- _The request_
Copy out all lines with the word "descripción" in them.
# Start of Dataset
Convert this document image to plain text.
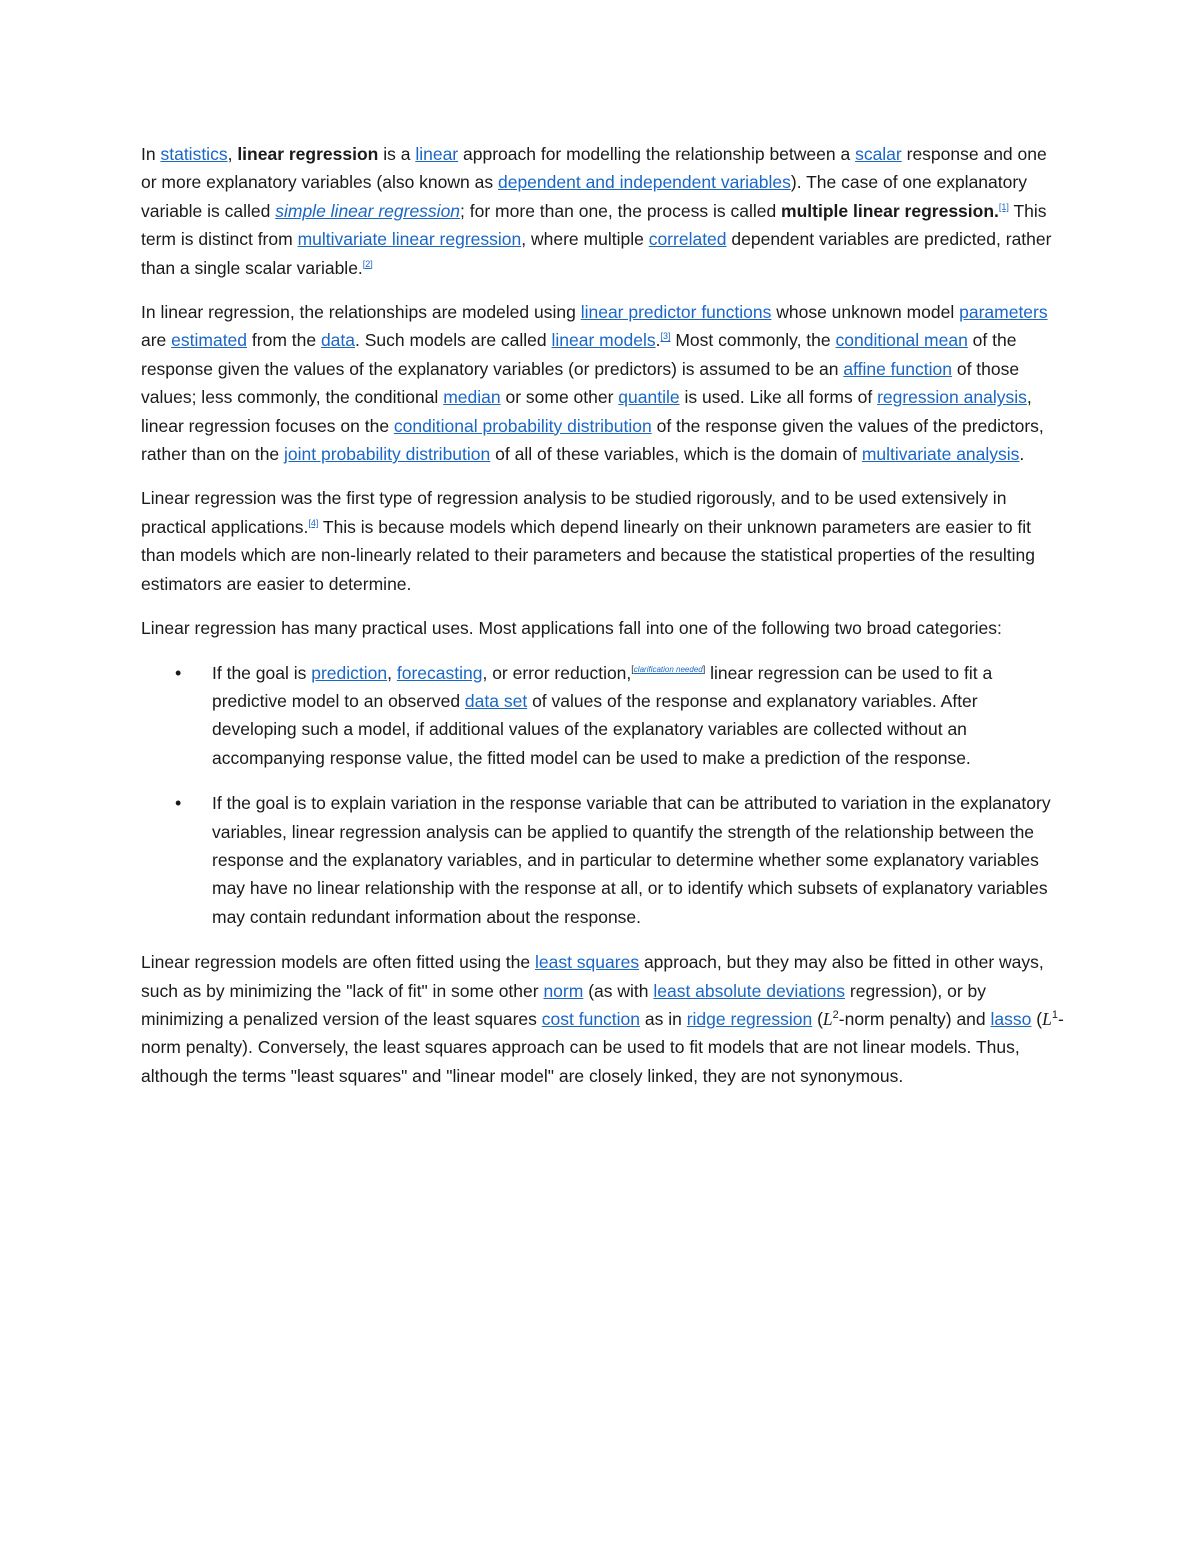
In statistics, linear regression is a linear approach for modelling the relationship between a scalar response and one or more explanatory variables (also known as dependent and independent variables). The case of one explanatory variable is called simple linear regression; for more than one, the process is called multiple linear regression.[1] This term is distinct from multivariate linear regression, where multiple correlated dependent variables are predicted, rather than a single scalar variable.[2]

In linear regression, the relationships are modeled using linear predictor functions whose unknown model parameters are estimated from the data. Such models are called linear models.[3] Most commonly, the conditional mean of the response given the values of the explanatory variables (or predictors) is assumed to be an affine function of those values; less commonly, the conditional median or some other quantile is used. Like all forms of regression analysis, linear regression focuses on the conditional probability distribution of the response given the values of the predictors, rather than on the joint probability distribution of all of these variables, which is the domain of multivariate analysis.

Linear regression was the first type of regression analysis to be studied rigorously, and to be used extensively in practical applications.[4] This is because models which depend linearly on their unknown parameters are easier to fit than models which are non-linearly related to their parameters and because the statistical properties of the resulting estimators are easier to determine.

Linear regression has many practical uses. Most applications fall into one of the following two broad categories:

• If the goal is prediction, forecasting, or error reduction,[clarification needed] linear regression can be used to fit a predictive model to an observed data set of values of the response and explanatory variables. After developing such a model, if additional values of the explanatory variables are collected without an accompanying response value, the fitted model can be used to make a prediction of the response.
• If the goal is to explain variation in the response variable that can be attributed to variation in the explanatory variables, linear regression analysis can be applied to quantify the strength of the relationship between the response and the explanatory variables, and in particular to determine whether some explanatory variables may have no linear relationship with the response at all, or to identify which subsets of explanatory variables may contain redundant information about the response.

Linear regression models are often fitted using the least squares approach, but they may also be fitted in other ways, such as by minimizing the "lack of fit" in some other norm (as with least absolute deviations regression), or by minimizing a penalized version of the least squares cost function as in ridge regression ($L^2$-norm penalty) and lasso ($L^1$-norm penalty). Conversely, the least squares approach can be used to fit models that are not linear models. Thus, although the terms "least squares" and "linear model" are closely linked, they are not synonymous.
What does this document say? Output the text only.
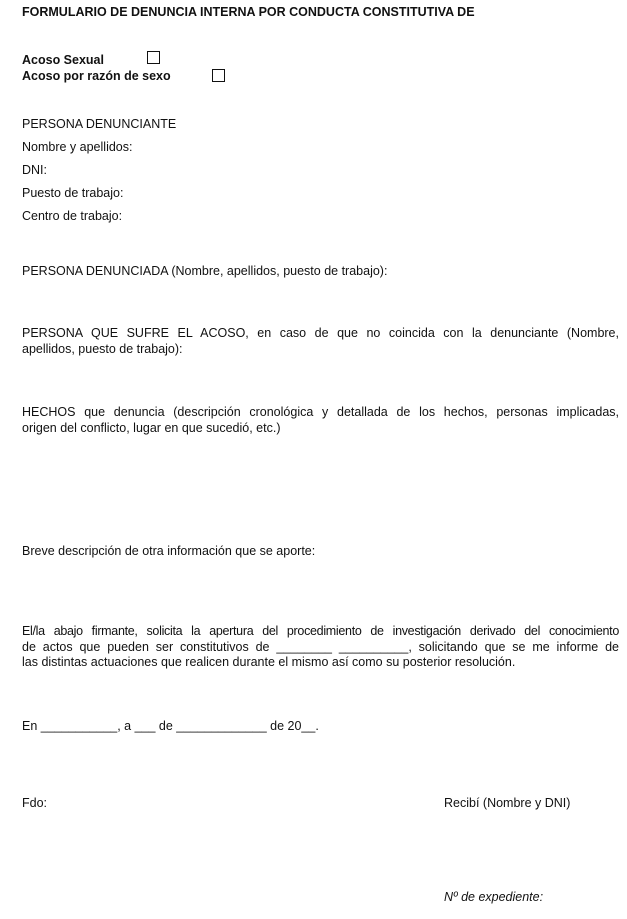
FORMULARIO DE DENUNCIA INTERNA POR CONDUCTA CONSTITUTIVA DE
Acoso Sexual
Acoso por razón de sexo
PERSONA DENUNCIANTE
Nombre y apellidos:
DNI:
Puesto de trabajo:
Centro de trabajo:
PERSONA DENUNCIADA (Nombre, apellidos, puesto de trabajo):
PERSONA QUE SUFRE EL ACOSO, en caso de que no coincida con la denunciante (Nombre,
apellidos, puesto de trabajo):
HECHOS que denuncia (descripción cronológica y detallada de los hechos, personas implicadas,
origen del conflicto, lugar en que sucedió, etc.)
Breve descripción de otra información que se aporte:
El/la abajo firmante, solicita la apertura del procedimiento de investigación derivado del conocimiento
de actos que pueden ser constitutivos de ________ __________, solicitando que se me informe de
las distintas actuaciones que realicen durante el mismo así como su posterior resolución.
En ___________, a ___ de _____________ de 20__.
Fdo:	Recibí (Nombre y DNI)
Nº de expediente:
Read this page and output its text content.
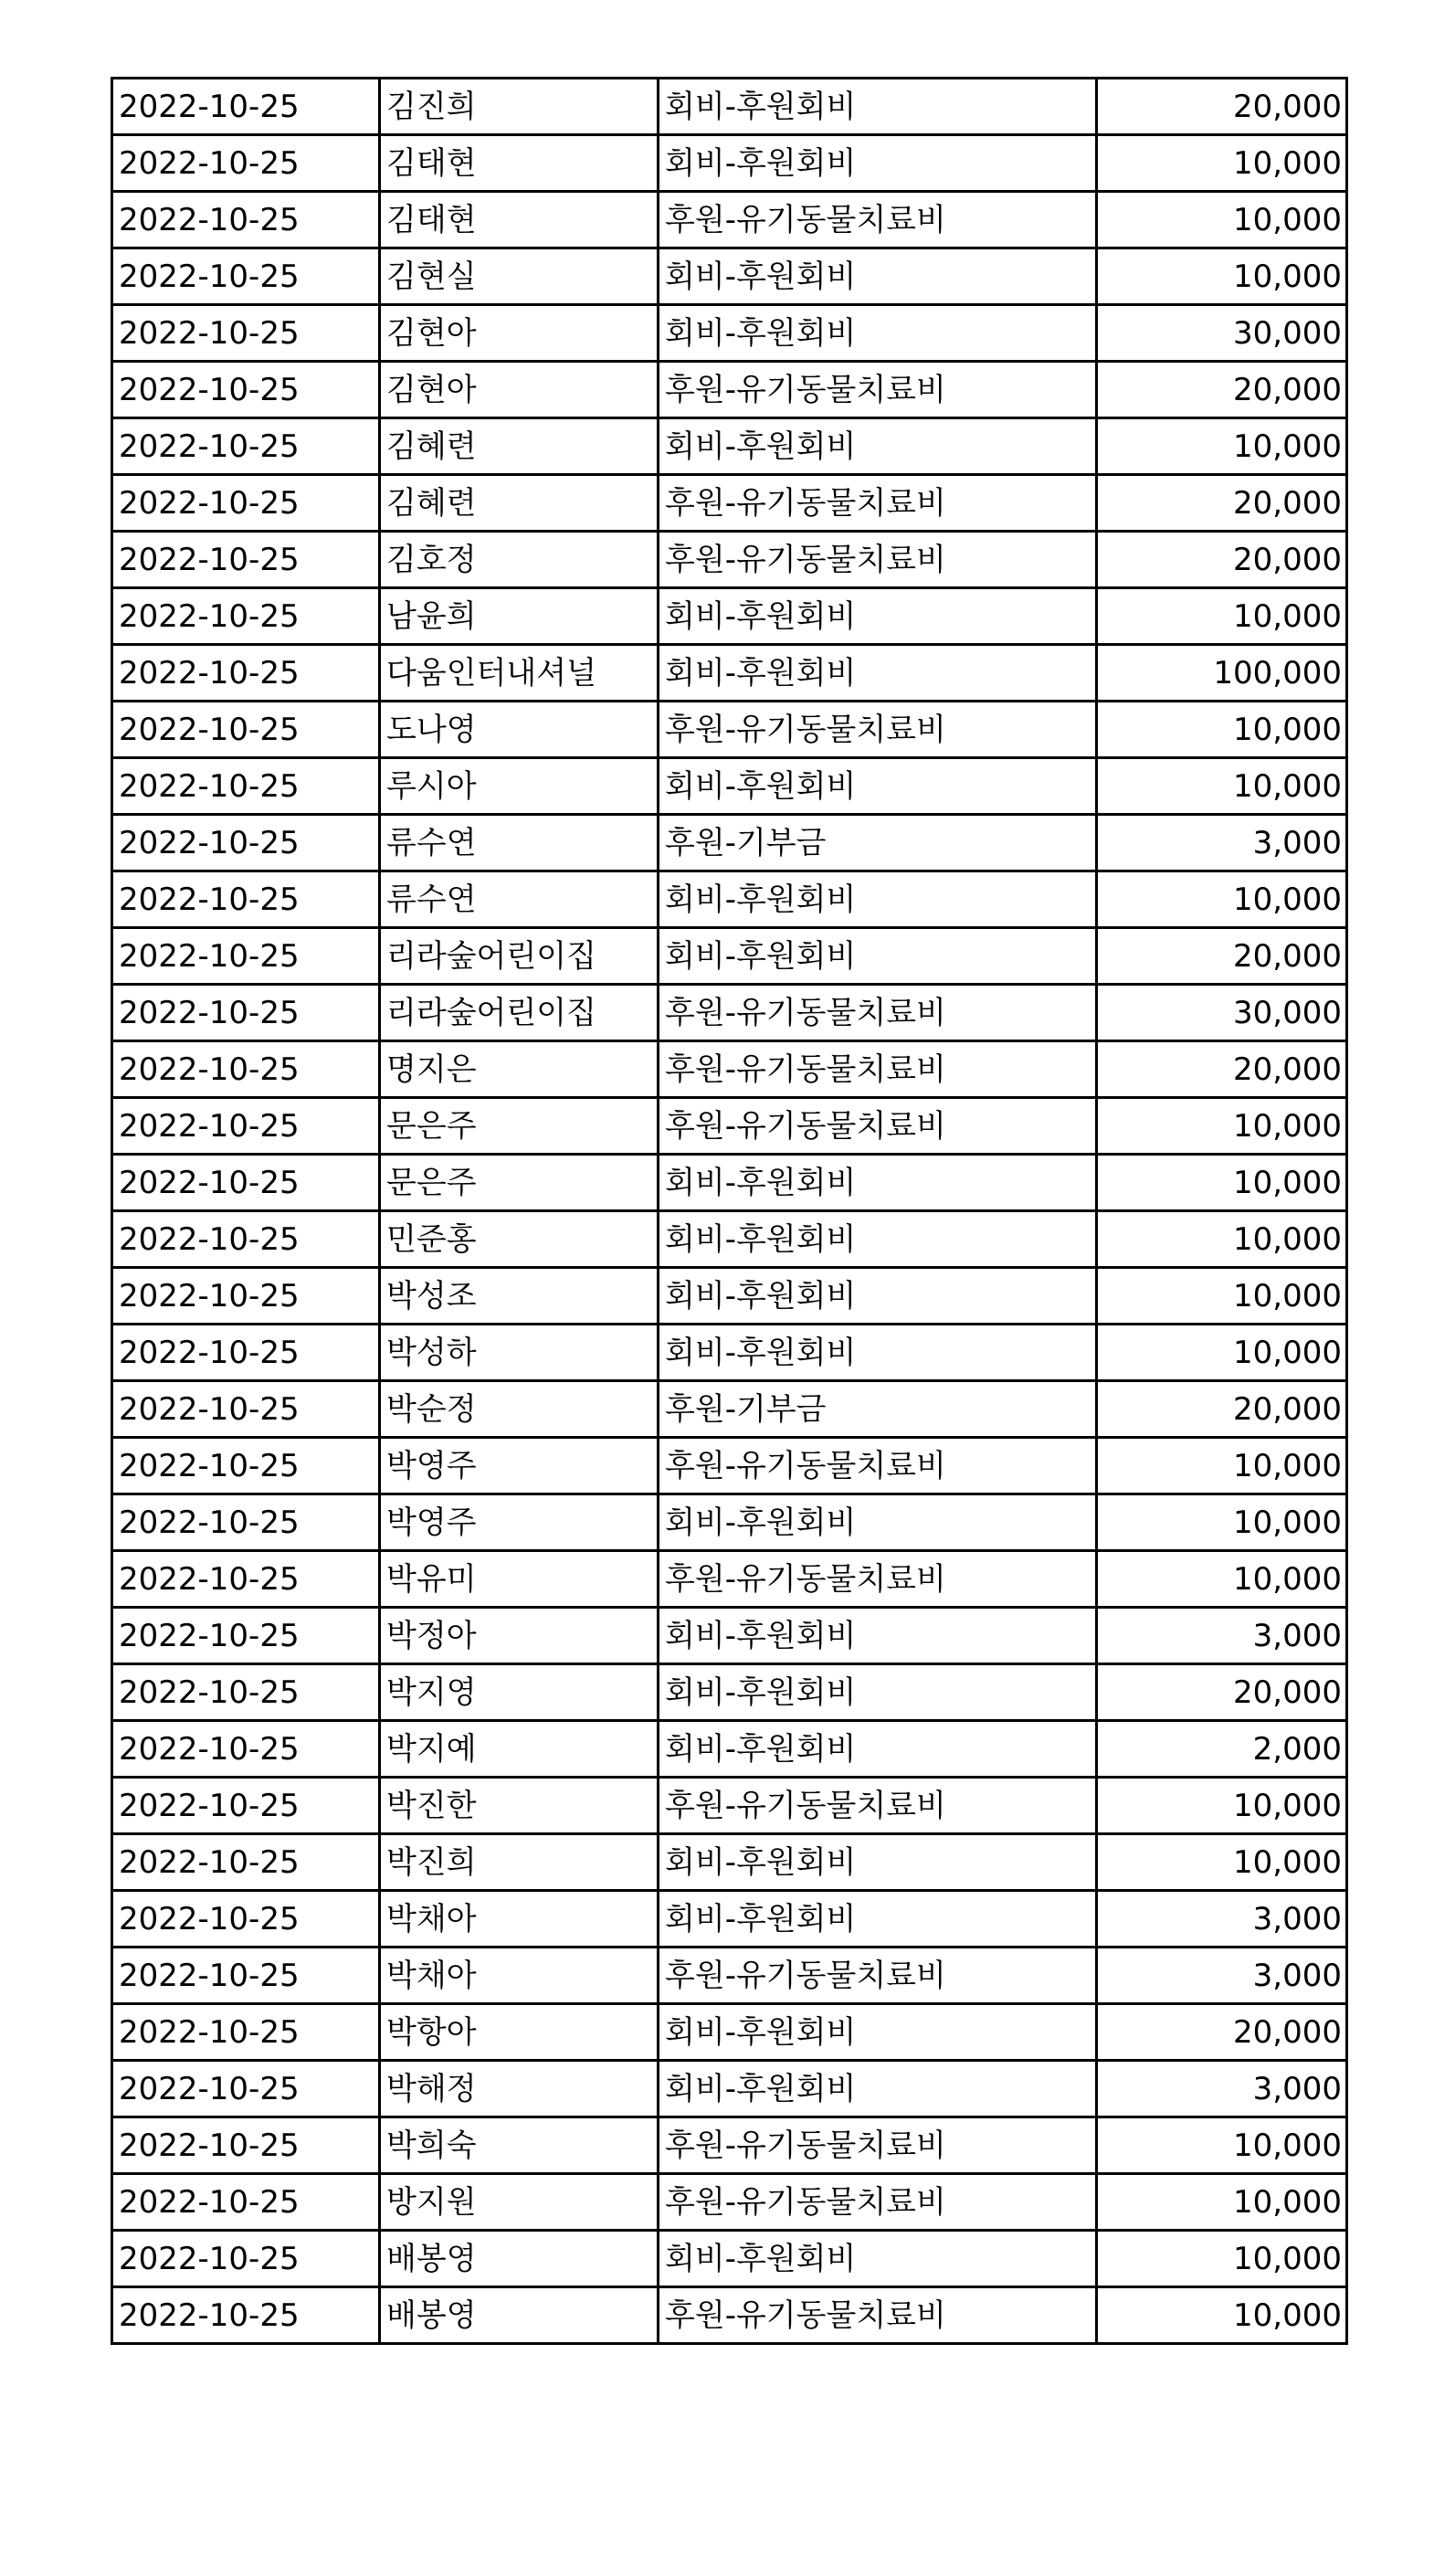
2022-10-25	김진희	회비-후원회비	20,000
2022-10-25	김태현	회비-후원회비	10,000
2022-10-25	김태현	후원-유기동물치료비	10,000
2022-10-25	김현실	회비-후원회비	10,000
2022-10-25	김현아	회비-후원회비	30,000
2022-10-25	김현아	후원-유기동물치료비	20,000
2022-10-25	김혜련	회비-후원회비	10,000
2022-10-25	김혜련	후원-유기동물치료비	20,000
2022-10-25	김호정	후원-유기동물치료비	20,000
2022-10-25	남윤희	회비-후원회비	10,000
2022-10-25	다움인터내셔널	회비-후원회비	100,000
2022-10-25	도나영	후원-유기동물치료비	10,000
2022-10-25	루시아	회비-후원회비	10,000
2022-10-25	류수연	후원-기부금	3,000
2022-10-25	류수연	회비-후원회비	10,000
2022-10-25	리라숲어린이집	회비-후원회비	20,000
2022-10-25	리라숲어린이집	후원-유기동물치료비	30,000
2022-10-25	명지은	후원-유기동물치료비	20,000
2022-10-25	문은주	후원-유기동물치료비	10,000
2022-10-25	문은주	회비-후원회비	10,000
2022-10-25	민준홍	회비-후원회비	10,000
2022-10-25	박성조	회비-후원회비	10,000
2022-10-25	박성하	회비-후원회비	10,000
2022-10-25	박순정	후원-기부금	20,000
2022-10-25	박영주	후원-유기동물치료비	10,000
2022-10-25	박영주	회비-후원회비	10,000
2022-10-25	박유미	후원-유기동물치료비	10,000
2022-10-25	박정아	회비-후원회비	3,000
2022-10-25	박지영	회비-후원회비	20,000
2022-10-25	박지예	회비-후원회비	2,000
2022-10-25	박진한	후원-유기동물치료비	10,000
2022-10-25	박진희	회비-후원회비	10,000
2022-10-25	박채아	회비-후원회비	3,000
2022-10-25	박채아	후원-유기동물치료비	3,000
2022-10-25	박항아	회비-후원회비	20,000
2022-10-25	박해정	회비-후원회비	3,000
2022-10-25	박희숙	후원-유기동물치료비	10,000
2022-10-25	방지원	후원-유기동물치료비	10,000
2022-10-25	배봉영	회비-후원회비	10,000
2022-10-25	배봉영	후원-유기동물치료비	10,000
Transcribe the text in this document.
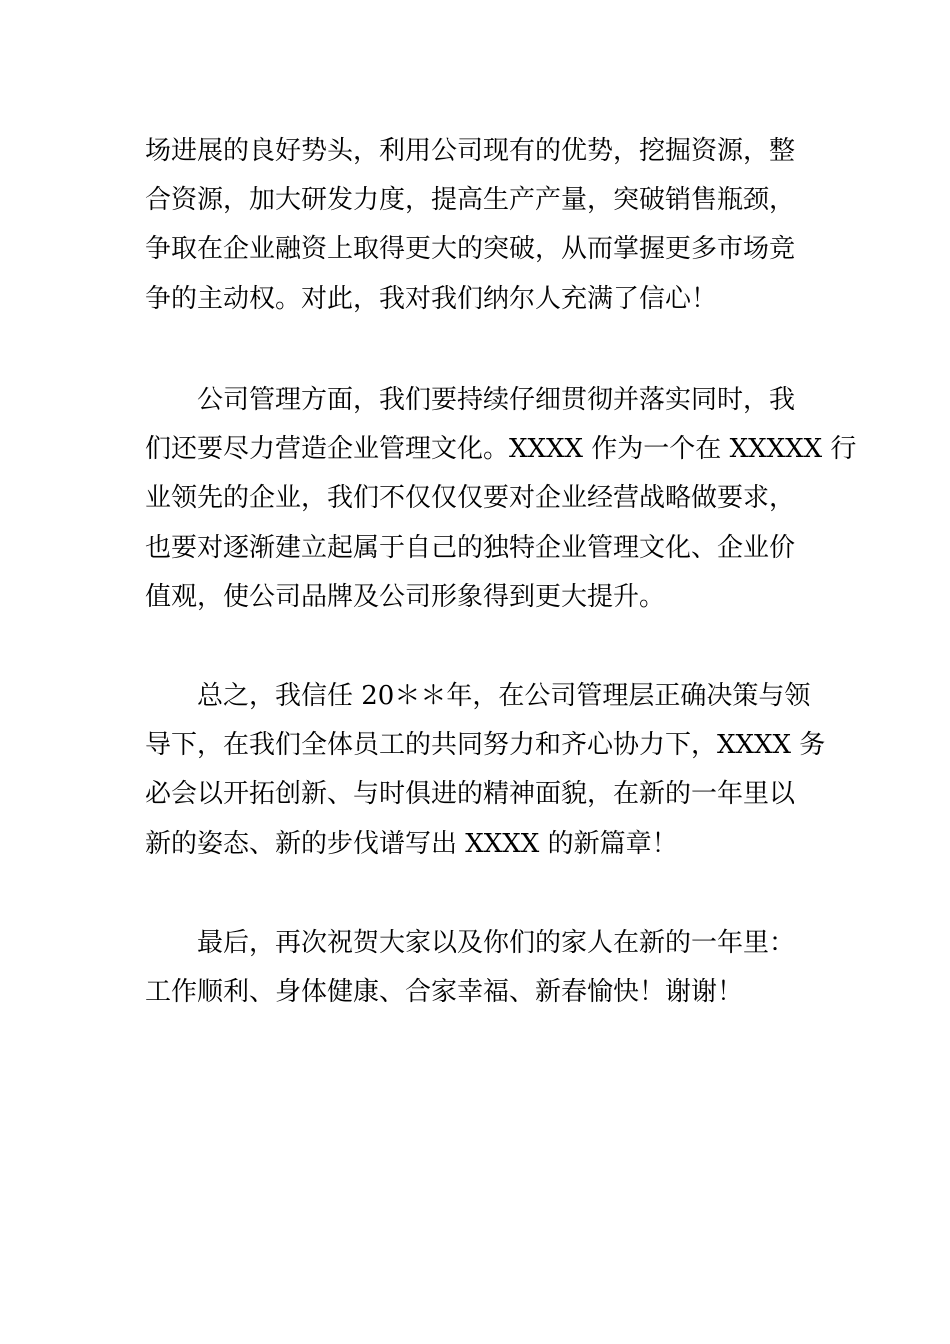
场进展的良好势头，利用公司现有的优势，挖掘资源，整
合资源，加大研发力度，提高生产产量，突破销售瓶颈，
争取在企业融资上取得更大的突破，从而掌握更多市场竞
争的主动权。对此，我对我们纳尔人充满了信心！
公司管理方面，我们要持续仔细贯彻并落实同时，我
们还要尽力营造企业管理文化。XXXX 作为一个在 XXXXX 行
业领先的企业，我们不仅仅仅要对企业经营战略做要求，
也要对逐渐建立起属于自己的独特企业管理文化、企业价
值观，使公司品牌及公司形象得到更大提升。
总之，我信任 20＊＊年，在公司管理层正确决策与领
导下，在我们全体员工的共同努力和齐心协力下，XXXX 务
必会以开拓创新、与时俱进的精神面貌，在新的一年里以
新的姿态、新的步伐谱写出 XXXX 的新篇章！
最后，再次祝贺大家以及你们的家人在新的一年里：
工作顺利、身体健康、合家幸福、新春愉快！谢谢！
# End of Dataset
- _Response below_
HECHOS que denuncia (descripción cronológica y detallada de los hechos, personas implicadas,
Breve descripción de otra información que se aporte:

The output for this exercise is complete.